• [EXERCISE]
Output the full listing below exactly, without the pictures.

• [DATA EXTRACT]

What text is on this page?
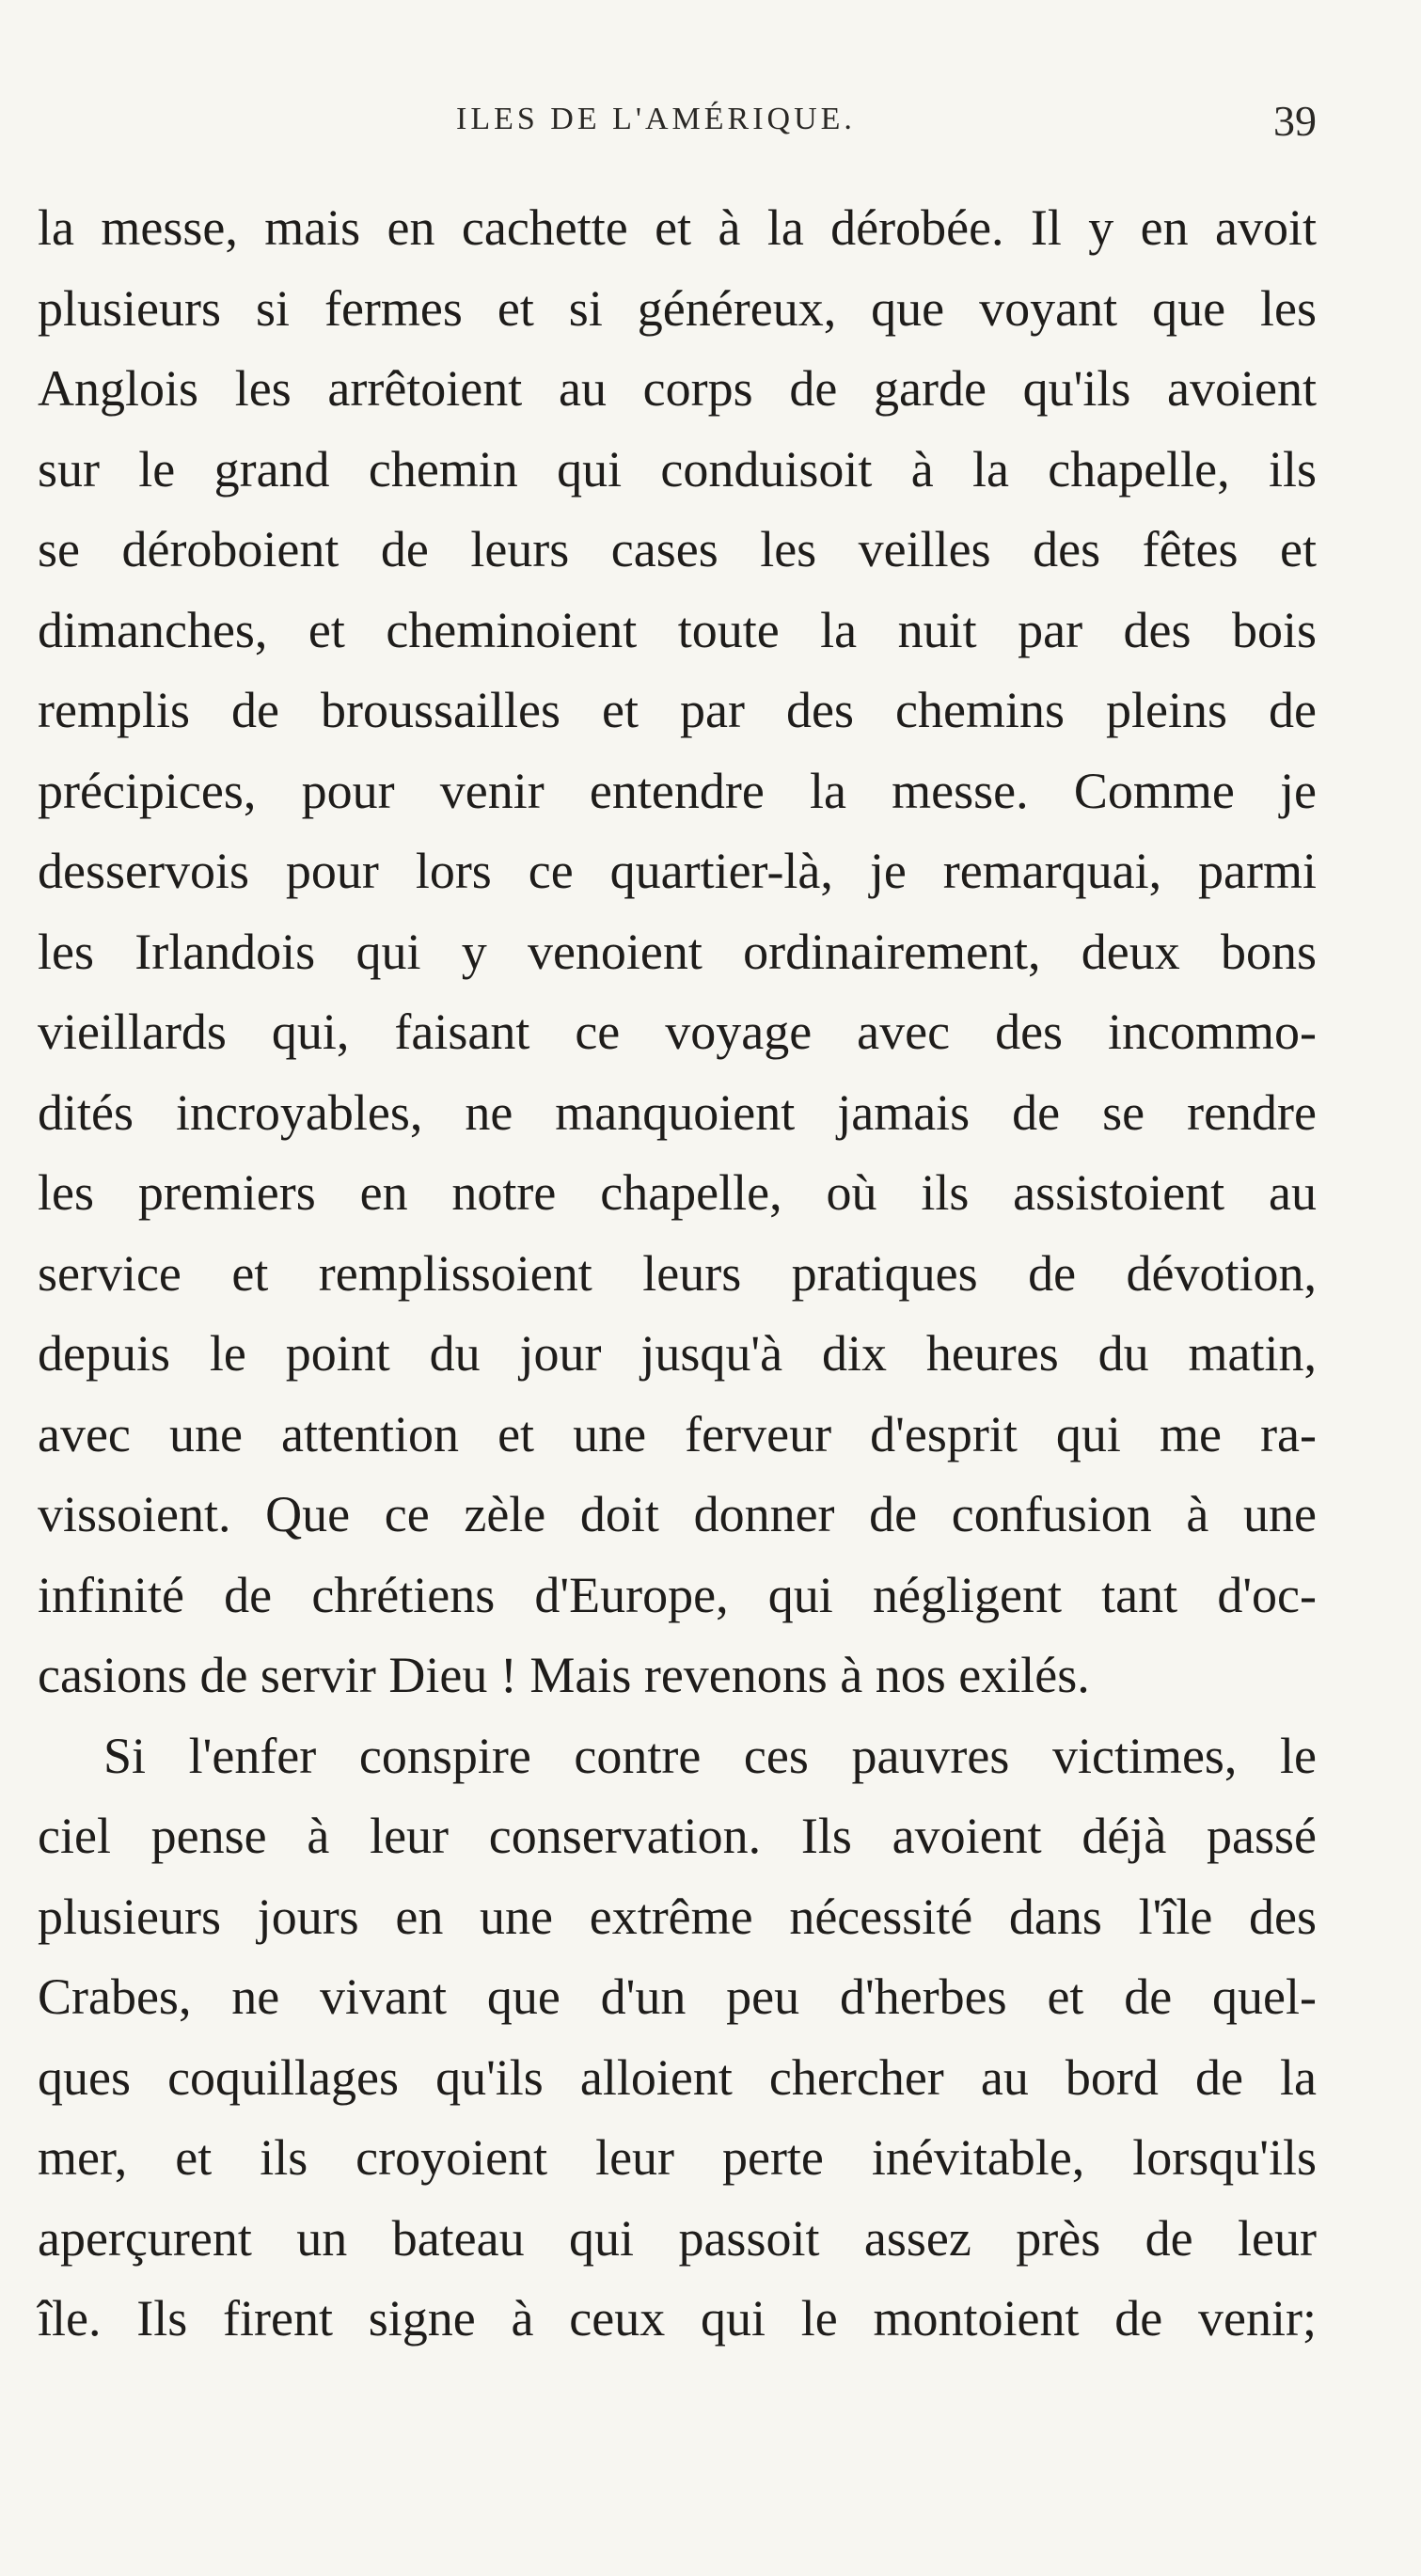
ILES DE L'AMÉRIQUE.	39
la messe, mais en cachette et à la dérobée. Il y en avoit
plusieurs si fermes et si généreux, que voyant que les
Anglois les arrêtoient au corps de garde qu'ils avoient
sur le grand chemin qui conduisoit à la chapelle, ils
se déroboient de leurs cases les veilles des fêtes et
dimanches, et cheminoient toute la nuit par des bois
remplis de broussailles et par des chemins pleins de
précipices, pour venir entendre la messe. Comme je
desservois pour lors ce quartier-là, je remarquai, parmi
les Irlandois qui y venoient ordinairement, deux bons
vieillards qui, faisant ce voyage avec des incommo-
dités incroyables, ne manquoient jamais de se rendre
les premiers en notre chapelle, où ils assistoient au
service et remplissoient leurs pratiques de dévotion,
depuis le point du jour jusqu'à dix heures du matin,
avec une attention et une ferveur d'esprit qui me ra-
vissoient. Que ce zèle doit donner de confusion à une
infinité de chrétiens d'Europe, qui négligent tant d'oc-
casions de servir Dieu ! Mais revenons à nos exilés.
Si l'enfer conspire contre ces pauvres victimes, le
ciel pense à leur conservation. Ils avoient déjà passé
plusieurs jours en une extrême nécessité dans l'île des
Crabes, ne vivant que d'un peu d'herbes et de quel-
ques coquillages qu'ils alloient chercher au bord de la
mer, et ils croyoient leur perte inévitable, lorsqu'ils
aperçurent un bateau qui passoit assez près de leur
île. Ils firent signe à ceux qui le montoient de venir;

• [ANSWER]
What text is on this page?
ILES DE L'AMÉRIQUE.	39
la messe, mais en cachette et à la dérobée. Il y en avoit
plusieurs si fermes et si généreux, que voyant que les
Anglois les arrêtoient au corps de garde qu'ils avoient
sur le grand chemin qui conduisoit à la chapelle, ils
se déroboient de leurs cases les veilles des fêtes et
dimanches, et cheminoient toute la nuit par des bois
remplis de broussailles et par des chemins pleins de
précipices, pour venir entendre la messe. Comme je
desservois pour lors ce quartier-là, je remarquai, parmi
les Irlandois qui y venoient ordinairement, deux bons
vieillards qui, faisant ce voyage avec des incommo-
dités incroyables, ne manquoient jamais de se rendre
les premiers en notre chapelle, où ils assistoient au
service et remplissoient leurs pratiques de dévotion,
depuis le point du jour jusqu'à dix heures du matin,
avec une attention et une ferveur d'esprit qui me ra-
vissoient. Que ce zèle doit donner de confusion à une
infinité de chrétiens d'Europe, qui négligent tant d'oc-
casions de servir Dieu ! Mais revenons à nos exilés.
Si l'enfer conspire contre ces pauvres victimes, le
ciel pense à leur conservation. Ils avoient déjà passé
plusieurs jours en une extrême nécessité dans l'île des
Crabes, ne vivant que d'un peu d'herbes et de quel-
ques coquillages qu'ils alloient chercher au bord de la
mer, et ils croyoient leur perte inévitable, lorsqu'ils
aperçurent un bateau qui passoit assez près de leur
île. Ils firent signe à ceux qui le montoient de venir;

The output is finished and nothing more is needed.